=== TASK BRIEF ===
Where a line holds the string "will", return that line.

=== RECORDS FOR THIS EXERCISE ===

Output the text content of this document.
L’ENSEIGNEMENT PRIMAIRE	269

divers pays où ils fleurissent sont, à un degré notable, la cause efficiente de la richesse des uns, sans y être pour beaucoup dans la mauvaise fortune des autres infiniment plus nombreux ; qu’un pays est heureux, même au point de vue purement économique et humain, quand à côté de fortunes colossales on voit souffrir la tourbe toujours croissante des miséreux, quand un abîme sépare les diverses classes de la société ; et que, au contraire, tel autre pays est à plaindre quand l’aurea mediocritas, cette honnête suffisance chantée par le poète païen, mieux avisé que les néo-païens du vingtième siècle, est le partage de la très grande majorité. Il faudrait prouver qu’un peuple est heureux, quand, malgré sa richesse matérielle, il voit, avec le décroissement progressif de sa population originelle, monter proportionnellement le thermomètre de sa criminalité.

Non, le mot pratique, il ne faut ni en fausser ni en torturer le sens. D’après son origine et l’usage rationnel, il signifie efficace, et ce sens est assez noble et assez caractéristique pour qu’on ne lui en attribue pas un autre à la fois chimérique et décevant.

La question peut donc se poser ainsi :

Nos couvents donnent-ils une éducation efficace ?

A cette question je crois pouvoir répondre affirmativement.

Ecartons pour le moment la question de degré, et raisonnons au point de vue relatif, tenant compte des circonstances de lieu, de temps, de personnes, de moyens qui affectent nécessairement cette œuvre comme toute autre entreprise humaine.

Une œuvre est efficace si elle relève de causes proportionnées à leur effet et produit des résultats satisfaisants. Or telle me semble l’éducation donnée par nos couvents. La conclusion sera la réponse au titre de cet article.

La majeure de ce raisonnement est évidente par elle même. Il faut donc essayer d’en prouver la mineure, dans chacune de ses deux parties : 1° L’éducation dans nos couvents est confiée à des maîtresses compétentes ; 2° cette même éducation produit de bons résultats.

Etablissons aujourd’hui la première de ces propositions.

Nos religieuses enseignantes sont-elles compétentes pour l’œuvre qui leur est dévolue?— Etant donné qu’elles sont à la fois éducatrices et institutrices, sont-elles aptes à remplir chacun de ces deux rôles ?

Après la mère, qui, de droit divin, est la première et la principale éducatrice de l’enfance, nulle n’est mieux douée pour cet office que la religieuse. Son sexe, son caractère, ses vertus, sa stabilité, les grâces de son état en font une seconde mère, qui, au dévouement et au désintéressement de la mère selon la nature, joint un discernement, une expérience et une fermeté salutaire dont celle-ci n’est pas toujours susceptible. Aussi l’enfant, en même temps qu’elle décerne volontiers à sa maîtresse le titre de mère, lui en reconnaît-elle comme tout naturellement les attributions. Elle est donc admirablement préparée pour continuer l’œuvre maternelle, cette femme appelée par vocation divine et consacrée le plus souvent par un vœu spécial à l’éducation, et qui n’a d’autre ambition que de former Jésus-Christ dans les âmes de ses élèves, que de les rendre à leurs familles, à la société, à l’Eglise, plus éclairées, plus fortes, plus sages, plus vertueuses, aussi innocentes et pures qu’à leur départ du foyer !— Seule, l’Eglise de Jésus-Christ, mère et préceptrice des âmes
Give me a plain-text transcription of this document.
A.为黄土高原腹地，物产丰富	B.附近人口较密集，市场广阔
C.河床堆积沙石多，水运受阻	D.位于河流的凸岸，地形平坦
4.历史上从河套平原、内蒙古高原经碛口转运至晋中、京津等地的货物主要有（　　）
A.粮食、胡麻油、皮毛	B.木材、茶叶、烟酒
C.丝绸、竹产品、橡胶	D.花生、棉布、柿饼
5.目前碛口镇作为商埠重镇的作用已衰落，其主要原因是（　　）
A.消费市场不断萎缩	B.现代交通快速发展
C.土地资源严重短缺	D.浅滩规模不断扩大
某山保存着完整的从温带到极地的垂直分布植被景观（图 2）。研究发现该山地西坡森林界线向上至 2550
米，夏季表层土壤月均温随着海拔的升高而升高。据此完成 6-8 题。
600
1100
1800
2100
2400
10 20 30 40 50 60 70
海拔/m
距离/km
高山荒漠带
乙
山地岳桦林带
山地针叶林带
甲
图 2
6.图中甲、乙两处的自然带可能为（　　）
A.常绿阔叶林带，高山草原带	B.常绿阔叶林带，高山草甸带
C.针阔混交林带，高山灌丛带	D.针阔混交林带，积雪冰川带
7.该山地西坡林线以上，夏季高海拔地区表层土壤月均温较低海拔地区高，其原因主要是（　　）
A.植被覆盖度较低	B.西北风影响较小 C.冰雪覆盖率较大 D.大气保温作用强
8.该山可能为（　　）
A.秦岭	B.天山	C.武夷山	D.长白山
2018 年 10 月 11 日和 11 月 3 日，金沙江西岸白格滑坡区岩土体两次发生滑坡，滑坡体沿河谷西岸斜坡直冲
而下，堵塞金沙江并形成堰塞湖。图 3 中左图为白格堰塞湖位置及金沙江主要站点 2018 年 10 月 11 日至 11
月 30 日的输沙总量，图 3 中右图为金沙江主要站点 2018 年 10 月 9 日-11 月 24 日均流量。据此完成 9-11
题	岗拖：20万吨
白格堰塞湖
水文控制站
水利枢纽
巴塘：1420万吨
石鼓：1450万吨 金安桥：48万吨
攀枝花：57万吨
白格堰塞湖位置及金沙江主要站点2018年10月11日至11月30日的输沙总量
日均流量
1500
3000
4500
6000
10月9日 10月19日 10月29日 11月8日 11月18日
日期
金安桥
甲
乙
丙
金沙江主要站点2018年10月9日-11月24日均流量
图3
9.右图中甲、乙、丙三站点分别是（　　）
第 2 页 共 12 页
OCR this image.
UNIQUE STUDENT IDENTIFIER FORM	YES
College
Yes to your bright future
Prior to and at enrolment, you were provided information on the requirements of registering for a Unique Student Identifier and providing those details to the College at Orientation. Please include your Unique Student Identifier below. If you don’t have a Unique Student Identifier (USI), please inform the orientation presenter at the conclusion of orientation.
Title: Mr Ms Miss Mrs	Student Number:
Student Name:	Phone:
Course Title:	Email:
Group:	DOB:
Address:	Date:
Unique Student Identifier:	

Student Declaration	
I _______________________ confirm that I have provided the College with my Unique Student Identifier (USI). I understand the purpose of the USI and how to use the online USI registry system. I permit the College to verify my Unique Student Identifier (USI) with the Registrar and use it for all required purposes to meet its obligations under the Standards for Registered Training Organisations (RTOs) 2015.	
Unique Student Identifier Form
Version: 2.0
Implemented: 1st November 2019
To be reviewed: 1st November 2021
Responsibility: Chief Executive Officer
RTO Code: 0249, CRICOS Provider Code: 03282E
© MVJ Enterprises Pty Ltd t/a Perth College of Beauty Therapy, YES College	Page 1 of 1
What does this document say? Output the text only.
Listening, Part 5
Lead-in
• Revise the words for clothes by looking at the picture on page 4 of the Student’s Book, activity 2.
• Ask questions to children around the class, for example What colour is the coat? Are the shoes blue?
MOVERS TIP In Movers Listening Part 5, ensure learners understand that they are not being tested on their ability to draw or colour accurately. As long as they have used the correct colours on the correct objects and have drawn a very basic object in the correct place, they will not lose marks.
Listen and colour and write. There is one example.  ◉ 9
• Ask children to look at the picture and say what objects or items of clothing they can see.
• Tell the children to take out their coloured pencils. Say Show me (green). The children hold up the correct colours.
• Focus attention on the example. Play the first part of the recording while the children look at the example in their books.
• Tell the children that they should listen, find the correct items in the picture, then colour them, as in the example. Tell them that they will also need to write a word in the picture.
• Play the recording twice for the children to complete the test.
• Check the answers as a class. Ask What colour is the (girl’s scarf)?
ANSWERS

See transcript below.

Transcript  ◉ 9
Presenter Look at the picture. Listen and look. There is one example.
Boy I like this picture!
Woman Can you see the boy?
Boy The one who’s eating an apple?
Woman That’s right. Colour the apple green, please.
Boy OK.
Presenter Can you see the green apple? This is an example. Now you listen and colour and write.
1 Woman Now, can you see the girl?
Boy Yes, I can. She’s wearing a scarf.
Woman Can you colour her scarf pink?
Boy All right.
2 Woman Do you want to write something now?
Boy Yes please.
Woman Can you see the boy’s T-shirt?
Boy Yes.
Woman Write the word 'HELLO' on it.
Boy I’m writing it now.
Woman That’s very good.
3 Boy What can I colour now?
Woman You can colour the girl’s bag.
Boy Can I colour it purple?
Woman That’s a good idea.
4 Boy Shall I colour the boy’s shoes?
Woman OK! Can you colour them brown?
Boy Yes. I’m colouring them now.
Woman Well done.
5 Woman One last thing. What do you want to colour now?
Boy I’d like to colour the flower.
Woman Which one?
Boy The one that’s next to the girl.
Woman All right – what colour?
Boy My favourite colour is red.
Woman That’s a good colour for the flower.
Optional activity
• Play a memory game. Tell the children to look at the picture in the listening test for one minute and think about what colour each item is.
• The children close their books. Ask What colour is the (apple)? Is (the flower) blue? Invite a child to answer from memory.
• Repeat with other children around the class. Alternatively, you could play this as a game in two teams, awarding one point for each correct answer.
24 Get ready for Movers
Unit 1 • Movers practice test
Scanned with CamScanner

=== FULL SOLUTION ===
MOVERS TIP In Movers Listening Part 5, ensure learners understand that they are not being tested on their ability to draw or colour accurately. As long as they have used the correct colours on the correct objects and have drawn a very basic object in the correct place, they will not lose marks.
• Tell the children that they should listen, find the correct items in the picture, then colour them, as in the example. Tell them that they will also need to write a word in the picture.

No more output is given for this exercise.